[Records excerpted from a collection]
*****

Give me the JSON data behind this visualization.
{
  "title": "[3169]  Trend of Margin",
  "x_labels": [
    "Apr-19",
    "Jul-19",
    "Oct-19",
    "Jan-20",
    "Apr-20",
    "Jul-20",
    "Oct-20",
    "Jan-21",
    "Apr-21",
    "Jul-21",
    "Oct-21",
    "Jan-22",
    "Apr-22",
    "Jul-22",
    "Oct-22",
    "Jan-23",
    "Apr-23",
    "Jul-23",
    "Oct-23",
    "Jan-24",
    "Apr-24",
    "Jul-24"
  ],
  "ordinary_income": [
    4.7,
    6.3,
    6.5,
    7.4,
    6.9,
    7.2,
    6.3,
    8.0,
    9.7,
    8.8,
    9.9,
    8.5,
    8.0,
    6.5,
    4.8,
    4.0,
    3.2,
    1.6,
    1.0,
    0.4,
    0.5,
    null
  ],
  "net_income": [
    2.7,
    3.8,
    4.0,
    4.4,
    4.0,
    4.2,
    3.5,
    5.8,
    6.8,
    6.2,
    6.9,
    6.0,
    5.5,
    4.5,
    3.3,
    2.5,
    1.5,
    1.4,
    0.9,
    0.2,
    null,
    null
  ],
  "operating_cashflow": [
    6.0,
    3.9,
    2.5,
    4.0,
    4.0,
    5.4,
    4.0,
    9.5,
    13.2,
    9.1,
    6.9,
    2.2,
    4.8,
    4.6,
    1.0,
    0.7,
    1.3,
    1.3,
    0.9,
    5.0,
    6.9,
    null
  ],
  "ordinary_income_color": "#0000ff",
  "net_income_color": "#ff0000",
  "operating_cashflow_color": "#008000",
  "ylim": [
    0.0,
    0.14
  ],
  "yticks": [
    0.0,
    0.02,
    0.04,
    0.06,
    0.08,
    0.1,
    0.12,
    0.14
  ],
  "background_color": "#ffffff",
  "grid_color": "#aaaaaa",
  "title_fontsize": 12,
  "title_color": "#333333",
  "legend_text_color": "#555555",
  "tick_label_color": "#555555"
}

*****

▶ EXERCISE DESCRIPTION
Every line above should be retyped exactly as given.

▶ FINAL RESULT
Give me the JSON data behind this visualization.
{
  "title": "[3169]  Trend of Margin",
  "x_labels": [
    "Apr-19",
    "Jul-19",
    "Oct-19",
    "Jan-20",
    "Apr-20",
    "Jul-20",
    "Oct-20",
    "Jan-21",
    "Apr-21",
    "Jul-21",
    "Oct-21",
    "Jan-22",
    "Apr-22",
    "Jul-22",
    "Oct-22",
    "Jan-23",
    "Apr-23",
    "Jul-23",
    "Oct-23",
    "Jan-24",
    "Apr-24",
    "Jul-24"
  ],
  "ordinary_income": [
    4.7,
    6.3,
    6.5,
    7.4,
    6.9,
    7.2,
    6.3,
    8.0,
    9.7,
    8.8,
    9.9,
    8.5,
    8.0,
    6.5,
    4.8,
    4.0,
    3.2,
    1.6,
    1.0,
    0.4,
    0.5,
    null
  ],
  "net_income": [
    2.7,
    3.8,
    4.0,
    4.4,
    4.0,
    4.2,
    3.5,
    5.8,
    6.8,
    6.2,
    6.9,
    6.0,
    5.5,
    4.5,
    3.3,
    2.5,
    1.5,
    1.4,
    0.9,
    0.2,
    null,
    null
  ],
  "operating_cashflow": [
    6.0,
    3.9,
    2.5,
    4.0,
    4.0,
    5.4,
    4.0,
    9.5,
    13.2,
    9.1,
    6.9,
    2.2,
    4.8,
    4.6,
    1.0,
    0.7,
    1.3,
    1.3,
    0.9,
    5.0,
    6.9,
    null
  ],
  "ordinary_income_color": "#0000ff",
  "net_income_color": "#ff0000",
  "operating_cashflow_color": "#008000",
  "ylim": [
    0.0,
    0.14
  ],
  "yticks": [
    0.0,
    0.02,
    0.04,
    0.06,
    0.08,
    0.1,
    0.12,
    0.14
  ],
  "background_color": "#ffffff",
  "grid_color": "#aaaaaa",
  "title_fontsize": 12,
  "title_color": "#333333",
  "legend_text_color": "#555555",
  "tick_label_color": "#555555"
}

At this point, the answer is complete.